Written task → Starting at the first line of the entries and continuing through the line containing "symbol-title[interactable]: Биткоин /", both included, rewrite those lines as a Markdown table with the columns Row and Line. Skip any blank lines.

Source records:

::::

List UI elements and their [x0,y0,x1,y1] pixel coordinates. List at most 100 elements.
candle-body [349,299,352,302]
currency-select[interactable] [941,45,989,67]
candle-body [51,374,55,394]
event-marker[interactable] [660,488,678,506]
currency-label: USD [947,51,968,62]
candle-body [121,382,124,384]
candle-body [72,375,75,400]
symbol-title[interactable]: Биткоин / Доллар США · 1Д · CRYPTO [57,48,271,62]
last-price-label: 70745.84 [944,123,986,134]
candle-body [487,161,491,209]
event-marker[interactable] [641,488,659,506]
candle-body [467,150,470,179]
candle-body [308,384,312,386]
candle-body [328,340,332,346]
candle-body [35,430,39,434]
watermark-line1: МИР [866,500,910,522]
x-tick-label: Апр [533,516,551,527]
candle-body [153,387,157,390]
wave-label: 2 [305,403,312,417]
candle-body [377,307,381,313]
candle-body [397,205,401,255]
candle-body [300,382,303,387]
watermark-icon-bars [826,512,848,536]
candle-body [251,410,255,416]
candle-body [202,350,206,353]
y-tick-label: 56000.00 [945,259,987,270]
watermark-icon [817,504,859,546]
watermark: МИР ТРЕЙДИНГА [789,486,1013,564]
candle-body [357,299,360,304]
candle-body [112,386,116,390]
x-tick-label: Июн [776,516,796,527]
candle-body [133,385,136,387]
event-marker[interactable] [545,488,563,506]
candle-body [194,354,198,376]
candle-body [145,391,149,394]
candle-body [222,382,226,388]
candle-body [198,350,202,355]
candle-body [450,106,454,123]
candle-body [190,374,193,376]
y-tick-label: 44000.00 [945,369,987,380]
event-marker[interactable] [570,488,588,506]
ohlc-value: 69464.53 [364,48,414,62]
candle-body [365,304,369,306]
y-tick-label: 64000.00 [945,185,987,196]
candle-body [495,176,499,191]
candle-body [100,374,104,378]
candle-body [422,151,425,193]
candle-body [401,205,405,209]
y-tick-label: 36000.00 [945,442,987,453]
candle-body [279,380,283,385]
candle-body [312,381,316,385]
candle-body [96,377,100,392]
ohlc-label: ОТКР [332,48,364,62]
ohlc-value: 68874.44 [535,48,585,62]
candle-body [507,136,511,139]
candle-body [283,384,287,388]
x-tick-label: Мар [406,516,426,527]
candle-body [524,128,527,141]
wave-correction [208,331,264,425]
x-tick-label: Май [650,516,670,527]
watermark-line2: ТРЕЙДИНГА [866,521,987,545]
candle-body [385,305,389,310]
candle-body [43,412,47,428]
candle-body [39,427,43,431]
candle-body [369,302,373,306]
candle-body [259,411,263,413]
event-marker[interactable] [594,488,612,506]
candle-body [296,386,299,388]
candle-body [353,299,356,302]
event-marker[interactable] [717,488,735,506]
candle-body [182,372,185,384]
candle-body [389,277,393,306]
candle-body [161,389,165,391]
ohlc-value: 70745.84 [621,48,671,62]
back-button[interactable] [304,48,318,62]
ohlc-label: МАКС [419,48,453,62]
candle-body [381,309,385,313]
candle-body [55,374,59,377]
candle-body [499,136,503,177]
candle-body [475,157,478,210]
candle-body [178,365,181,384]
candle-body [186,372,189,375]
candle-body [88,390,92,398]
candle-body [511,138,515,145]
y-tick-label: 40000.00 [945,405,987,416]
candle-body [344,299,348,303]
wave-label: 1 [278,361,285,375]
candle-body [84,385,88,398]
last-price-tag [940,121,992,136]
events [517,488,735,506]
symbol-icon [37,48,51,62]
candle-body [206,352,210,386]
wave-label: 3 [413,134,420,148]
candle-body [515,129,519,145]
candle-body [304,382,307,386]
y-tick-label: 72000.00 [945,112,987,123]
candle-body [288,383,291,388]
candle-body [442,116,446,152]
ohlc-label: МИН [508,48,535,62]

::::

Solution →
| Row | Line |
|---|---|
| 1 | List UI elements and their [x0,y0,x1,y1] pixel coordinates. List at most 100 elements. |
| 2 | candle-body [349,299,352,302] |
| 3 | currency-select[interactable] [941,45,989,67] |
| 4 | candle-body [51,374,55,394] |
| 5 | event-marker[interactable] [660,488,678,506] |
| 6 | currency-label: USD [947,51,968,62] |
| 7 | candle-body [121,382,124,384] |
| 8 | candle-body [72,375,75,400] |
| 9 | symbol-title[interactable]: Биткоин / Доллар США · 1Д · CRYPTO [57,48,271,62] |